Given task: In the entries below, count the lines holding "style". Reply with the number only.

Entries:
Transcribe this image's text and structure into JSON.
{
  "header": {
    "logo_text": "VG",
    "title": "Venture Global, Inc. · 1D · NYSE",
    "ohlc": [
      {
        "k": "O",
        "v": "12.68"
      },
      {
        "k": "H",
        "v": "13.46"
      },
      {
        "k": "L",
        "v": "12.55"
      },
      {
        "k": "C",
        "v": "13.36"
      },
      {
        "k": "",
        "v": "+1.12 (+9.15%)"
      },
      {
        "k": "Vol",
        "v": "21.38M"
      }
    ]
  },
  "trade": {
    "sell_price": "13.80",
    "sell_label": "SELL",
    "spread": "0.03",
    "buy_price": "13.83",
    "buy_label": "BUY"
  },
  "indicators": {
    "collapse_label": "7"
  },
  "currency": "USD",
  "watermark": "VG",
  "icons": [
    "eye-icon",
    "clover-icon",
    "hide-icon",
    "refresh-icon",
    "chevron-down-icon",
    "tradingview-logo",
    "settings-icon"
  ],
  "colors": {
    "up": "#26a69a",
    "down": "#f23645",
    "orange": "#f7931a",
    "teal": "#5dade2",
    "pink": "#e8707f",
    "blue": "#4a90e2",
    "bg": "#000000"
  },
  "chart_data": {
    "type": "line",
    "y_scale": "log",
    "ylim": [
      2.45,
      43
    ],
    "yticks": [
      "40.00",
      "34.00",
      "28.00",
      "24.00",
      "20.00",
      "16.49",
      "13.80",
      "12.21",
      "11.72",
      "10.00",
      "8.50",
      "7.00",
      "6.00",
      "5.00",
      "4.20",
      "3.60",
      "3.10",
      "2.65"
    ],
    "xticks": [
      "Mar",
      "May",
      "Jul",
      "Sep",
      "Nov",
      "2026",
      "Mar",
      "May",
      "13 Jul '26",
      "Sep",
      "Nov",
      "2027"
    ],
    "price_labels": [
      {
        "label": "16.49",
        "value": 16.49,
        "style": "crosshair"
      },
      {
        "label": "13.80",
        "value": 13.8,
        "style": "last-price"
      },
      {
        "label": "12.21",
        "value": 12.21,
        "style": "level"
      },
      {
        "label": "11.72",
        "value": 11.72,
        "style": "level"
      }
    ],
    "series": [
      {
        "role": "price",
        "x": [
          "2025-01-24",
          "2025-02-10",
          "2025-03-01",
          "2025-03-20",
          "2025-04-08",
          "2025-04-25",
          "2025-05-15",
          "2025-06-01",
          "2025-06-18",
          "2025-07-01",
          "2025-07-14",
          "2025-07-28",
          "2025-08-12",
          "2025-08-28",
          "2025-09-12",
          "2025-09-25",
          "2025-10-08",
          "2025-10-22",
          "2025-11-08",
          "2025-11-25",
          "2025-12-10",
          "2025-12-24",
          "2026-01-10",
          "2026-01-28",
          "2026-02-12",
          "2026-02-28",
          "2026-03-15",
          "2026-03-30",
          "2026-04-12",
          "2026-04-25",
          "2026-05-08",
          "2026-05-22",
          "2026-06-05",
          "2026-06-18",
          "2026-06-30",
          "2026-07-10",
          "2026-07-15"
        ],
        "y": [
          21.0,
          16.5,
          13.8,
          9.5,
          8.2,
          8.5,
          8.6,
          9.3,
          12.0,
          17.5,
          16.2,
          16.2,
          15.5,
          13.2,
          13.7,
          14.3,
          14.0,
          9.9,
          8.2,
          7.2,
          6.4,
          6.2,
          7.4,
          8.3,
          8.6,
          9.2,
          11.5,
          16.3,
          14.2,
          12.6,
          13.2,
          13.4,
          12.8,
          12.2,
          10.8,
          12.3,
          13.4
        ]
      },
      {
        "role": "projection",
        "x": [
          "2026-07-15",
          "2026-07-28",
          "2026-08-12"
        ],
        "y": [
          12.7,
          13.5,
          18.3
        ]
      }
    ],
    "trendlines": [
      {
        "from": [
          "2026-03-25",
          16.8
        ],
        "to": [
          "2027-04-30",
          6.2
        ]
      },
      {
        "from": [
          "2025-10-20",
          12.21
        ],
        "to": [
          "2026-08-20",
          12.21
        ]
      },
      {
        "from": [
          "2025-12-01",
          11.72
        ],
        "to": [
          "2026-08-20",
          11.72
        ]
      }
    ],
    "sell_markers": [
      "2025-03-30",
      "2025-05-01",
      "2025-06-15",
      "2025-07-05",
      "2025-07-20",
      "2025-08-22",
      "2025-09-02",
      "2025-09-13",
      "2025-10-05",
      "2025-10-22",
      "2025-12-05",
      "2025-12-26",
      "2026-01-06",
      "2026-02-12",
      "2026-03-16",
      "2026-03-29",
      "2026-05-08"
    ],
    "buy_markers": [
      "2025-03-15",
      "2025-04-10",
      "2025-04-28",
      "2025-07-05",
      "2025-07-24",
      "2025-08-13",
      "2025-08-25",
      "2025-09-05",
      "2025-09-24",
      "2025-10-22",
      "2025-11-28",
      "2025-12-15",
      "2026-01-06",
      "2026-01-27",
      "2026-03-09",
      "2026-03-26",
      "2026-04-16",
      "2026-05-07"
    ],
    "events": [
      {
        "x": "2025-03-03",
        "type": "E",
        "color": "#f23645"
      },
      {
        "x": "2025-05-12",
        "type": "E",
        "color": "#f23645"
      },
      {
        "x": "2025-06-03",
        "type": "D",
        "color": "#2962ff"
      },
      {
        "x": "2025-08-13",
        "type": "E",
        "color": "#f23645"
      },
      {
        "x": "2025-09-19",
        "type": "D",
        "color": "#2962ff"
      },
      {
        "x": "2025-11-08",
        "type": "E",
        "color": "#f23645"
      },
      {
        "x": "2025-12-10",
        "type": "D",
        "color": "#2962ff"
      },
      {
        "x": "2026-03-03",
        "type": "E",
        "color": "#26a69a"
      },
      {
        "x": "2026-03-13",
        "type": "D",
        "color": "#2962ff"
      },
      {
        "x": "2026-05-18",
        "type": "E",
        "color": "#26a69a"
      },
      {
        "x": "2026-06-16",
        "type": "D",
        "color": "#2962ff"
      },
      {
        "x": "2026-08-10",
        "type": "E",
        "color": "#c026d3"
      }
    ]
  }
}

Answer to the exercise: 4